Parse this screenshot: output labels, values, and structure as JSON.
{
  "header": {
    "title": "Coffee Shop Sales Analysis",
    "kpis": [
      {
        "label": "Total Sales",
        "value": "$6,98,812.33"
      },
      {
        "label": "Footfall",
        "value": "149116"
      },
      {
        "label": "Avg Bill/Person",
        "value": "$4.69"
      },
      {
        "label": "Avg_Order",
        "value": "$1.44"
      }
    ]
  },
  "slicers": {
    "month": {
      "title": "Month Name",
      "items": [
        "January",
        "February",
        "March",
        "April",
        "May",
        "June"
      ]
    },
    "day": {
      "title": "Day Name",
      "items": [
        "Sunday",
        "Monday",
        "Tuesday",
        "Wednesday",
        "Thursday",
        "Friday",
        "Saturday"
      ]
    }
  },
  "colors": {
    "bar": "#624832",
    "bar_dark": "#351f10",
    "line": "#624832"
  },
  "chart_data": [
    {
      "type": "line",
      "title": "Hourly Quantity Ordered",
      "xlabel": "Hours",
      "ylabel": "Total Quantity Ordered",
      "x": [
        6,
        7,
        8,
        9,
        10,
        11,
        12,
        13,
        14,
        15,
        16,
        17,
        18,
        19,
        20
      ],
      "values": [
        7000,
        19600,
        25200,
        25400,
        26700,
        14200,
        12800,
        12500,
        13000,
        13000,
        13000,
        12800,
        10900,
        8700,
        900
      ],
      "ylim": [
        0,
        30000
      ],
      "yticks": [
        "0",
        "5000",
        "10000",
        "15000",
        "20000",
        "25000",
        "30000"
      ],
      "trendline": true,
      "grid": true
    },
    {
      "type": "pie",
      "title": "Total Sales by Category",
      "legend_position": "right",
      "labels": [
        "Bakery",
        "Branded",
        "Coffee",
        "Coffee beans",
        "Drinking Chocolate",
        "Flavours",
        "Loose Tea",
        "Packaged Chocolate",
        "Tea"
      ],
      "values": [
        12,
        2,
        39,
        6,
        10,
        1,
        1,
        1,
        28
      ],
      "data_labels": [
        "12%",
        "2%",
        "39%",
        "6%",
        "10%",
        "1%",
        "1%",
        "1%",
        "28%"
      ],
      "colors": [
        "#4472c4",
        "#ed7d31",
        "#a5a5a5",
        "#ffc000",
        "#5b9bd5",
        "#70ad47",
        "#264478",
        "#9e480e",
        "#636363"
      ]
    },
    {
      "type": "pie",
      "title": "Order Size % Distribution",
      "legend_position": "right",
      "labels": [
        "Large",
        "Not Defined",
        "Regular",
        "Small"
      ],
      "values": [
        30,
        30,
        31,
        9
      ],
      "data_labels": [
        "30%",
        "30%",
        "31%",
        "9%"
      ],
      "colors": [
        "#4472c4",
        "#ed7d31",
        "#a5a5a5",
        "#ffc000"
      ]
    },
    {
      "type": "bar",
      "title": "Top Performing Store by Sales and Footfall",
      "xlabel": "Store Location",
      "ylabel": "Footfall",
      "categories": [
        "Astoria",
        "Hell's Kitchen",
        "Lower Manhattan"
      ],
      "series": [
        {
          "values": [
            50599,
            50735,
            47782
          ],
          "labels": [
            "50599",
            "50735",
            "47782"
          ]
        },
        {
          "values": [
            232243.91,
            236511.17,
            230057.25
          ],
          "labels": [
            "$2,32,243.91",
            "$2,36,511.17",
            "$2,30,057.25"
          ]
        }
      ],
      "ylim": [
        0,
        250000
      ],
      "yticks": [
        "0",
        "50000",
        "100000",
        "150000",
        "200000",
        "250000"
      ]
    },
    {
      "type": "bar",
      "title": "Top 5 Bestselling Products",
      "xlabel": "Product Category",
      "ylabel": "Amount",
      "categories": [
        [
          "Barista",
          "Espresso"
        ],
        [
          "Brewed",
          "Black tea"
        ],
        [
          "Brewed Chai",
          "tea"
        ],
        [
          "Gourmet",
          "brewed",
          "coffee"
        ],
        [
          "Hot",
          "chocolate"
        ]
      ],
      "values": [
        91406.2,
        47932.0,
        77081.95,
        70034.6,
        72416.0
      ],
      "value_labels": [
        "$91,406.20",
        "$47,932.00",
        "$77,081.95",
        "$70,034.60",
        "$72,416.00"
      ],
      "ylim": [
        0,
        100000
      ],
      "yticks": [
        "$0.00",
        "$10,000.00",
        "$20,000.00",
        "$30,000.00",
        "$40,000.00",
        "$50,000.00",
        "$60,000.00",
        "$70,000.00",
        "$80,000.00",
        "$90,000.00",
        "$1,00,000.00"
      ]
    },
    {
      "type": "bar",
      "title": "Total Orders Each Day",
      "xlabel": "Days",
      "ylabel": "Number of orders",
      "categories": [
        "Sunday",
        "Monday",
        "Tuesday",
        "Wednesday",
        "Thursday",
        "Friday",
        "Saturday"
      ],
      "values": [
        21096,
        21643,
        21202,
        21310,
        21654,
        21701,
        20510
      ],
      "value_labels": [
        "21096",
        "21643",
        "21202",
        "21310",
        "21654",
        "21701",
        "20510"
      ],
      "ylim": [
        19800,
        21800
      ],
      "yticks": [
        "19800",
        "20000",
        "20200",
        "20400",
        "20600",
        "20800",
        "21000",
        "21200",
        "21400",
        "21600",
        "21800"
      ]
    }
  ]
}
****************
* _Given request_
Restate each of the entries above verbatim.

* _Solved exercise_
Parse this screenshot: output labels, values, and structure as JSON.
{
  "header": {
    "title": "Coffee Shop Sales Analysis",
    "kpis": [
      {
        "label": "Total Sales",
        "value": "$6,98,812.33"
      },
      {
        "label": "Footfall",
        "value": "149116"
      },
      {
        "label": "Avg Bill/Person",
        "value": "$4.69"
      },
      {
        "label": "Avg_Order",
        "value": "$1.44"
      }
    ]
  },
  "slicers": {
    "month": {
      "title": "Month Name",
      "items": [
        "January",
        "February",
        "March",
        "April",
        "May",
        "June"
      ]
    },
    "day": {
      "title": "Day Name",
      "items": [
        "Sunday",
        "Monday",
        "Tuesday",
        "Wednesday",
        "Thursday",
        "Friday",
        "Saturday"
      ]
    }
  },
  "colors": {
    "bar": "#624832",
    "bar_dark": "#351f10",
    "line": "#624832"
  },
  "chart_data": [
    {
      "type": "line",
      "title": "Hourly Quantity Ordered",
      "xlabel": "Hours",
      "ylabel": "Total Quantity Ordered",
      "x": [
        6,
        7,
        8,
        9,
        10,
        11,
        12,
        13,
        14,
        15,
        16,
        17,
        18,
        19,
        20
      ],
      "values": [
        7000,
        19600,
        25200,
        25400,
        26700,
        14200,
        12800,
        12500,
        13000,
        13000,
        13000,
        12800,
        10900,
        8700,
        900
      ],
      "ylim": [
        0,
        30000
      ],
      "yticks": [
        "0",
        "5000",
        "10000",
        "15000",
        "20000",
        "25000",
        "30000"
      ],
      "trendline": true,
      "grid": true
    },
    {
      "type": "pie",
      "title": "Total Sales by Category",
      "legend_position": "right",
      "labels": [
        "Bakery",
        "Branded",
        "Coffee",
        "Coffee beans",
        "Drinking Chocolate",
        "Flavours",
        "Loose Tea",
        "Packaged Chocolate",
        "Tea"
      ],
      "values": [
        12,
        2,
        39,
        6,
        10,
        1,
        1,
        1,
        28
      ],
      "data_labels": [
        "12%",
        "2%",
        "39%",
        "6%",
        "10%",
        "1%",
        "1%",
        "1%",
        "28%"
      ],
      "colors": [
        "#4472c4",
        "#ed7d31",
        "#a5a5a5",
        "#ffc000",
        "#5b9bd5",
        "#70ad47",
        "#264478",
        "#9e480e",
        "#636363"
      ]
    },
    {
      "type": "pie",
      "title": "Order Size % Distribution",
      "legend_position": "right",
      "labels": [
        "Large",
        "Not Defined",
        "Regular",
        "Small"
      ],
      "values": [
        30,
        30,
        31,
        9
      ],
      "data_labels": [
        "30%",
        "30%",
        "31%",
        "9%"
      ],
      "colors": [
        "#4472c4",
        "#ed7d31",
        "#a5a5a5",
        "#ffc000"
      ]
    },
    {
      "type": "bar",
      "title": "Top Performing Store by Sales and Footfall",
      "xlabel": "Store Location",
      "ylabel": "Footfall",
      "categories": [
        "Astoria",
        "Hell's Kitchen",
        "Lower Manhattan"
      ],
      "series": [
        {
          "values": [
            50599,
            50735,
            47782
          ],
          "labels": [
            "50599",
            "50735",
            "47782"
          ]
        },
        {
          "values": [
            232243.91,
            236511.17,
            230057.25
          ],
          "labels": [
            "$2,32,243.91",
            "$2,36,511.17",
            "$2,30,057.25"
          ]
        }
      ],
      "ylim": [
        0,
        250000
      ],
      "yticks": [
        "0",
        "50000",
        "100000",
        "150000",
        "200000",
        "250000"
      ]
    },
    {
      "type": "bar",
      "title": "Top 5 Bestselling Products",
      "xlabel": "Product Category",
      "ylabel": "Amount",
      "categories": [
        [
          "Barista",
          "Espresso"
        ],
        [
          "Brewed",
          "Black tea"
        ],
        [
          "Brewed Chai",
          "tea"
        ],
        [
          "Gourmet",
          "brewed",
          "coffee"
        ],
        [
          "Hot",
          "chocolate"
        ]
      ],
      "values": [
        91406.2,
        47932.0,
        77081.95,
        70034.6,
        72416.0
      ],
      "value_labels": [
        "$91,406.20",
        "$47,932.00",
        "$77,081.95",
        "$70,034.60",
        "$72,416.00"
      ],
      "ylim": [
        0,
        100000
      ],
      "yticks": [
        "$0.00",
        "$10,000.00",
        "$20,000.00",
        "$30,000.00",
        "$40,000.00",
        "$50,000.00",
        "$60,000.00",
        "$70,000.00",
        "$80,000.00",
        "$90,000.00",
        "$1,00,000.00"
      ]
    },
    {
      "type": "bar",
      "title": "Total Orders Each Day",
      "xlabel": "Days",
      "ylabel": "Number of orders",
      "categories": [
        "Sunday",
        "Monday",
        "Tuesday",
        "Wednesday",
        "Thursday",
        "Friday",
        "Saturday"
      ],
      "values": [
        21096,
        21643,
        21202,
        21310,
        21654,
        21701,
        20510
      ],
      "value_labels": [
        "21096",
        "21643",
        "21202",
        "21310",
        "21654",
        "21701",
        "20510"
      ],
      "ylim": [
        19800,
        21800
      ],
      "yticks": [
        "19800",
        "20000",
        "20200",
        "20400",
        "20600",
        "20800",
        "21000",
        "21200",
        "21400",
        "21600",
        "21800"
      ]
    }
  ]
}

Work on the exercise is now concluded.